YOUR OBJECTIVE: Locate and copy each line in the data that contains the word "Tomorrow".

___ DATASET CONTENT ___

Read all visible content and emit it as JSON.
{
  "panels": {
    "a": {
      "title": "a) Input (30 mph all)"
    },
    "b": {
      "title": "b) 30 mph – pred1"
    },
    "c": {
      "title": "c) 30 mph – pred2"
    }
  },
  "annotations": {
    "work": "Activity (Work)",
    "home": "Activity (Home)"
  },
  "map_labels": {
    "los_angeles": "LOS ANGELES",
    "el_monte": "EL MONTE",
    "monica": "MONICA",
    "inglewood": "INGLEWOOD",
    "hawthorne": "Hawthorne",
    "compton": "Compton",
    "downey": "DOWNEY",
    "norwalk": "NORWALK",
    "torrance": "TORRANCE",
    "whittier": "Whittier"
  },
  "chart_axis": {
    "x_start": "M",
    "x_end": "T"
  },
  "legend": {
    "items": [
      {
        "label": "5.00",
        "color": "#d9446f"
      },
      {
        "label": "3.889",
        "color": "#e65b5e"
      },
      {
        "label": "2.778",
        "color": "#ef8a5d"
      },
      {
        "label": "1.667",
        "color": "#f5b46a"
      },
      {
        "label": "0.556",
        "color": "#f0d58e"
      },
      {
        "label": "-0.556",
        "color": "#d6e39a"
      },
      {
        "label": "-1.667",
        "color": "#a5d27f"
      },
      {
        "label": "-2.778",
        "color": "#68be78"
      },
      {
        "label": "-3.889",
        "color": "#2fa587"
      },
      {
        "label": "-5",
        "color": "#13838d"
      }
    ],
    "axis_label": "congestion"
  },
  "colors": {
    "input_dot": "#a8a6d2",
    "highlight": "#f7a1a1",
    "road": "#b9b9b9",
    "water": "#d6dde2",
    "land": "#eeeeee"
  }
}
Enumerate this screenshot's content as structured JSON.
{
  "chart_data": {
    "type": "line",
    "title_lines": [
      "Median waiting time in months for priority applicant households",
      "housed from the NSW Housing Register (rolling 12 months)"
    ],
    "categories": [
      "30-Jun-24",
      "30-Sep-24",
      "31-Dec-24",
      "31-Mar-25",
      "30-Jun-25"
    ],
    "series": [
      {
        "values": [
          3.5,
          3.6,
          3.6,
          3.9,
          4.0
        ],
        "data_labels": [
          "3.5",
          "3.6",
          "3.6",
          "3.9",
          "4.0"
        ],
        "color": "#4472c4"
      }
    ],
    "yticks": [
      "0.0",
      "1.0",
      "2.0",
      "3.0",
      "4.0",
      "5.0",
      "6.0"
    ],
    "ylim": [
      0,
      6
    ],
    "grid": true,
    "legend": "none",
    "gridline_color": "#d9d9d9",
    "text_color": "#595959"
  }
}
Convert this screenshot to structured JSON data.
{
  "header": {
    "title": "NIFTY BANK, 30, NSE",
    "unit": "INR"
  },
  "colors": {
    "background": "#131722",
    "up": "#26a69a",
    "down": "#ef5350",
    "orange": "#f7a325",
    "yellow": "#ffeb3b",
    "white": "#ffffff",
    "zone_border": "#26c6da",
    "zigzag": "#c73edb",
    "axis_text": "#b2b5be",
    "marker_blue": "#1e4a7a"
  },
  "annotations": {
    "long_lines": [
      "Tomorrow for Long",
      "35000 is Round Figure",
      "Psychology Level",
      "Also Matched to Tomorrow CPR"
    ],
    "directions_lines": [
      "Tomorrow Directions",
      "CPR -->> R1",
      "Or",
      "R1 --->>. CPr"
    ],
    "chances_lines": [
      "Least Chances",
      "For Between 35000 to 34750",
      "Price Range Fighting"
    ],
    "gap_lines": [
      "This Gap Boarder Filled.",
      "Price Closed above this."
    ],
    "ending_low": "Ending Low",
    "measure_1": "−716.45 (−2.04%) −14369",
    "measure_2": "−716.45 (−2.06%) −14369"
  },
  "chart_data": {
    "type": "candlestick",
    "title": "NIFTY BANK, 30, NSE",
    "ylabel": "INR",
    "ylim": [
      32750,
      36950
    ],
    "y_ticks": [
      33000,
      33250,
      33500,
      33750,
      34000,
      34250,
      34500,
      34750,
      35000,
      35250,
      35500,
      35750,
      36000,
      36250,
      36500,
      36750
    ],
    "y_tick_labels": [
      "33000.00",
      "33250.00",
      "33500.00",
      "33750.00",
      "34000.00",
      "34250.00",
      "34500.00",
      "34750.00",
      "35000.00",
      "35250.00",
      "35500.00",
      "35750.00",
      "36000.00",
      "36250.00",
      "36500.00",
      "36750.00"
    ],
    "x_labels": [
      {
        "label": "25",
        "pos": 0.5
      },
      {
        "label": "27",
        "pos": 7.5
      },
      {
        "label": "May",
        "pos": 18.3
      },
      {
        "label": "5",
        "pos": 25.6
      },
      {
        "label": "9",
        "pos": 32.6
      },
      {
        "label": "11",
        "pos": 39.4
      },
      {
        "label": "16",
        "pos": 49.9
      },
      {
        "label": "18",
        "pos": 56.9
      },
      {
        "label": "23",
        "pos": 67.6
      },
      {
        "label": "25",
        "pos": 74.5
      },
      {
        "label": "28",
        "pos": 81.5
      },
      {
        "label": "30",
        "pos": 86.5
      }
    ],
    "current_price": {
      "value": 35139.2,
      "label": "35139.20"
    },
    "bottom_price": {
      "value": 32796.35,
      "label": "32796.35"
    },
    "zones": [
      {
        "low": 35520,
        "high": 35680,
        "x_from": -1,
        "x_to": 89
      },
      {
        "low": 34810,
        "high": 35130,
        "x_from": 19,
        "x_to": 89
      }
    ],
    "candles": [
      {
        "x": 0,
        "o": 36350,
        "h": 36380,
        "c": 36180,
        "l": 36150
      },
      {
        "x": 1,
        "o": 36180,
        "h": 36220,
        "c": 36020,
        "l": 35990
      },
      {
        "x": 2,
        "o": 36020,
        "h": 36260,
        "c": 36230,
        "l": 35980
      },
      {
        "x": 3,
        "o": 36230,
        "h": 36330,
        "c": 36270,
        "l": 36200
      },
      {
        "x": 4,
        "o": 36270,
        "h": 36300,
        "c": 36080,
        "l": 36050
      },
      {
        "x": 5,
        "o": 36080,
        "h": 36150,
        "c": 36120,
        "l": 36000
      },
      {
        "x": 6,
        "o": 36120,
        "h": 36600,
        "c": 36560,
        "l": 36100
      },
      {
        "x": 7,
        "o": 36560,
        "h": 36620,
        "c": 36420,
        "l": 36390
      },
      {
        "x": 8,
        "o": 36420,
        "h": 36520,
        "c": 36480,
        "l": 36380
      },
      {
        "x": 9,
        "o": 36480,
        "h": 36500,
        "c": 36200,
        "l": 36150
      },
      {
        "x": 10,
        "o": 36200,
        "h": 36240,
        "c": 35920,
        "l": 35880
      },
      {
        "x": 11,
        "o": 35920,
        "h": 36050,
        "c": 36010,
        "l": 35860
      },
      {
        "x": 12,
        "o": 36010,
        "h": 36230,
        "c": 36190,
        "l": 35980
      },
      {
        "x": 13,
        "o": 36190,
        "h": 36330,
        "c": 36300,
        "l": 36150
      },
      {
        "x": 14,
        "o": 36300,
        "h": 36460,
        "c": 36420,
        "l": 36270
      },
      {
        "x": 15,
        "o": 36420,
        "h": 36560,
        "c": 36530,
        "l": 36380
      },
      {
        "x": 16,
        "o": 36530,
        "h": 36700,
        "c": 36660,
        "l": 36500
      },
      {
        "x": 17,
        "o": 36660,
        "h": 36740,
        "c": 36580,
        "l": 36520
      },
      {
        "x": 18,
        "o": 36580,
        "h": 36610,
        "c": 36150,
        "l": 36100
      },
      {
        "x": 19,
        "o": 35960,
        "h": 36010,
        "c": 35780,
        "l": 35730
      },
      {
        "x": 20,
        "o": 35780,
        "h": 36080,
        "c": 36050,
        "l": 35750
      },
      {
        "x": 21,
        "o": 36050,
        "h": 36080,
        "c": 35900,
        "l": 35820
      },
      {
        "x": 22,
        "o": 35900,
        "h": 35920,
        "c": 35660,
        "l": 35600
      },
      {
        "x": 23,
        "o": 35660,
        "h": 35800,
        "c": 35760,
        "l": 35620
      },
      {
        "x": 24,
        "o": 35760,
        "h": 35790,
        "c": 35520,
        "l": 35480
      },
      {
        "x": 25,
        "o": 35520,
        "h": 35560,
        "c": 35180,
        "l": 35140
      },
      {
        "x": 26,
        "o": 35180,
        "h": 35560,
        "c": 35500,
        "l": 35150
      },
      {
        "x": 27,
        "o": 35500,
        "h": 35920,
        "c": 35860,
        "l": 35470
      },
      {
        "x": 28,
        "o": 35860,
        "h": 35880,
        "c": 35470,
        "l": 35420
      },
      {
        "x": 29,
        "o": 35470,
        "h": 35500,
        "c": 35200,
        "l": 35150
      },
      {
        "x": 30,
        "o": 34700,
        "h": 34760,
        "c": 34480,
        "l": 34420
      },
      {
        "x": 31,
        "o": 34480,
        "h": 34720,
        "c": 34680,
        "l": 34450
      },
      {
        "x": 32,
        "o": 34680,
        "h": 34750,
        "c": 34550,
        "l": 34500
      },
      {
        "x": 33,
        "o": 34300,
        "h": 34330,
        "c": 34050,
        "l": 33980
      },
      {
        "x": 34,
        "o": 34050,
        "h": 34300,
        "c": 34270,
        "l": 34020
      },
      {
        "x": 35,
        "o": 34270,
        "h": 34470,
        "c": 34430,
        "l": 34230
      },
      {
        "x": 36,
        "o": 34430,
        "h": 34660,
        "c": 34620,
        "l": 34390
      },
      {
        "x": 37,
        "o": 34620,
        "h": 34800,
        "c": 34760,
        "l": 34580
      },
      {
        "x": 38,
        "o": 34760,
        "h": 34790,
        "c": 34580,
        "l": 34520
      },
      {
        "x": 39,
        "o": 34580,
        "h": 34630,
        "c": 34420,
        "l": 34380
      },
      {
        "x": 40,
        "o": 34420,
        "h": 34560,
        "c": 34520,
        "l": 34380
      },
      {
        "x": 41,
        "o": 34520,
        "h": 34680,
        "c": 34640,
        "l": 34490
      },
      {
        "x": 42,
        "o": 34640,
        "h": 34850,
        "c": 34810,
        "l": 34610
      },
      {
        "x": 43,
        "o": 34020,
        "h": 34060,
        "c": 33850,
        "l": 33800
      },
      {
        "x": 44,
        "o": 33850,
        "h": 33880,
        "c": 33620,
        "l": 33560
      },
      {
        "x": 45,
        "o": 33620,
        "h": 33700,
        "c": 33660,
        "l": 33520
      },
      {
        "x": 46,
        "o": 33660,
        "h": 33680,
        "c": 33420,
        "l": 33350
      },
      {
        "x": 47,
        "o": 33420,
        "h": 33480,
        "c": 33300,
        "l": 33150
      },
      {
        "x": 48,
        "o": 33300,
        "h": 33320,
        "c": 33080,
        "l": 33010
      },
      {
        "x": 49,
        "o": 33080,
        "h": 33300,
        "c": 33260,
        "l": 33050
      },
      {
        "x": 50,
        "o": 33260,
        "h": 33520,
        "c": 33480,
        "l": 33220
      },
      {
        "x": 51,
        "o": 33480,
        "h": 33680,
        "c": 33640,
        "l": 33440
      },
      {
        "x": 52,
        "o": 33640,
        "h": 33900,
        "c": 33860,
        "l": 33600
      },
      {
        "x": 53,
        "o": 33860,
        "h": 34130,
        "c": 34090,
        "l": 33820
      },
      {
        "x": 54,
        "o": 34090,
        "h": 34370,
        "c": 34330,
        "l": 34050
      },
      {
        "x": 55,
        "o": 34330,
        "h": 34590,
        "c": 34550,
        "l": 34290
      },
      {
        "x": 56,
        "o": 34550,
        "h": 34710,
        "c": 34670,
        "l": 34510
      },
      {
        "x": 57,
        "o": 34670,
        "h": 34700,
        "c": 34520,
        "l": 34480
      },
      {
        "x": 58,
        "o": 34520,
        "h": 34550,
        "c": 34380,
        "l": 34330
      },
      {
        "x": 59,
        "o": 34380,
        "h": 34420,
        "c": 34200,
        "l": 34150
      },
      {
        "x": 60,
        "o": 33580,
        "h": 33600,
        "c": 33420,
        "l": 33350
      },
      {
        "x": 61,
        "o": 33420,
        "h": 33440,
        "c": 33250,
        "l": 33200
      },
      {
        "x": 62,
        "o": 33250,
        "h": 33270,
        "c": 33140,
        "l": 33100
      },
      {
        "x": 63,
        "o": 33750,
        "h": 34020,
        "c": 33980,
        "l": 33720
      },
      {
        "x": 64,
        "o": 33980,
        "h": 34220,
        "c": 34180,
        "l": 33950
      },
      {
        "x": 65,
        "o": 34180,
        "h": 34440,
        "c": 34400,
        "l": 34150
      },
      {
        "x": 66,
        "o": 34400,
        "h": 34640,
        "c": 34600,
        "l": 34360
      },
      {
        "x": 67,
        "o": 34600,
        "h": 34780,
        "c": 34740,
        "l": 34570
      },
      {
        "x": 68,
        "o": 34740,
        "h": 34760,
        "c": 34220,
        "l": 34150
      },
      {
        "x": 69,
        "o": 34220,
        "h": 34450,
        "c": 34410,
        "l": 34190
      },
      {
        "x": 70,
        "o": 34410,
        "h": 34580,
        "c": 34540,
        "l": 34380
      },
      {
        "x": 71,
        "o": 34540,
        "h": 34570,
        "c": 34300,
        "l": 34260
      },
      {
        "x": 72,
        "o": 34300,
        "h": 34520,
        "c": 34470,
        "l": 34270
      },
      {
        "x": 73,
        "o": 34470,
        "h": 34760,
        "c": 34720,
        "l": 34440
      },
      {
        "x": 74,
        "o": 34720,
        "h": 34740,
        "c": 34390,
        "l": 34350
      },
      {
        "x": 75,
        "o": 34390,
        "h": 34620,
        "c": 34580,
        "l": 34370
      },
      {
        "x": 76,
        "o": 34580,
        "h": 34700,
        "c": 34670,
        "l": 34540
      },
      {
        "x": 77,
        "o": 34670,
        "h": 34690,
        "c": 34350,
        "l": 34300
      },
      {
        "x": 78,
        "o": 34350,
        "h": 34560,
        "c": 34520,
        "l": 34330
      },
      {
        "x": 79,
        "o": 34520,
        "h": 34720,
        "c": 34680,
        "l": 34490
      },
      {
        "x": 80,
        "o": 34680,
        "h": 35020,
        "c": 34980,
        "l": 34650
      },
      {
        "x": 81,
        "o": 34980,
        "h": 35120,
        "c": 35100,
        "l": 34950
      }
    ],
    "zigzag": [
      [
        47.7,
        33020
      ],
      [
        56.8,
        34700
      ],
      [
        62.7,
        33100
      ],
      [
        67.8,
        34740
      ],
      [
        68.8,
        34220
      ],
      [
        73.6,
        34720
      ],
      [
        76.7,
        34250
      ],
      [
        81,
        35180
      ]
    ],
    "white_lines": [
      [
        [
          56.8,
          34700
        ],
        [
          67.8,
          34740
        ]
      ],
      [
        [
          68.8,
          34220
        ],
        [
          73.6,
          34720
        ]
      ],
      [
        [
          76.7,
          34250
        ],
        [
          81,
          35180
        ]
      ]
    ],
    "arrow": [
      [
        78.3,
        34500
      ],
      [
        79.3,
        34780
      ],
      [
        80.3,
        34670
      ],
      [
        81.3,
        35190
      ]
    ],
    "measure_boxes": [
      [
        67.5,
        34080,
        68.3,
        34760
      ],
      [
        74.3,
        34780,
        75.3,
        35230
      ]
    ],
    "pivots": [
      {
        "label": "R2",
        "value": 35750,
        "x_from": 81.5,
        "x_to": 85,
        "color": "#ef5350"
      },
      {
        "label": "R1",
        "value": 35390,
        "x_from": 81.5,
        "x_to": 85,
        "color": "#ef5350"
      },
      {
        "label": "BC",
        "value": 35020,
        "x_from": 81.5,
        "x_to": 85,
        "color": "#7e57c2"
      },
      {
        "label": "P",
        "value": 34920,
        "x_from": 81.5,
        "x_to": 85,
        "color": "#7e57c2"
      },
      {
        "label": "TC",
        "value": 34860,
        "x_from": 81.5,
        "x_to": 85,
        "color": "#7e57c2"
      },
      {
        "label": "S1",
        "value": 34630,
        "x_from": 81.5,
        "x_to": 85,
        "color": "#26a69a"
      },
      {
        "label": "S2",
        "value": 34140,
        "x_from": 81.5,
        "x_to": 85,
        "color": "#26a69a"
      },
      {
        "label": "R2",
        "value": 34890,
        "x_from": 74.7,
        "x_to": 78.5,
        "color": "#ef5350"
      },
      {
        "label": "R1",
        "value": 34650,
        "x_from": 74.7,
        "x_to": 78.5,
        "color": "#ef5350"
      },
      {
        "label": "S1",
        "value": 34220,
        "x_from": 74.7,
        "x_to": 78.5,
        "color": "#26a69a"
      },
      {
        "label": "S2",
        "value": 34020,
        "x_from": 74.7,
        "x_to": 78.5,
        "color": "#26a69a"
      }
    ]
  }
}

___

FINISHED EXERCISE:
      "Tomorrow for Long",
      "Also Matched to Tomorrow CPR"
      "Tomorrow Directions",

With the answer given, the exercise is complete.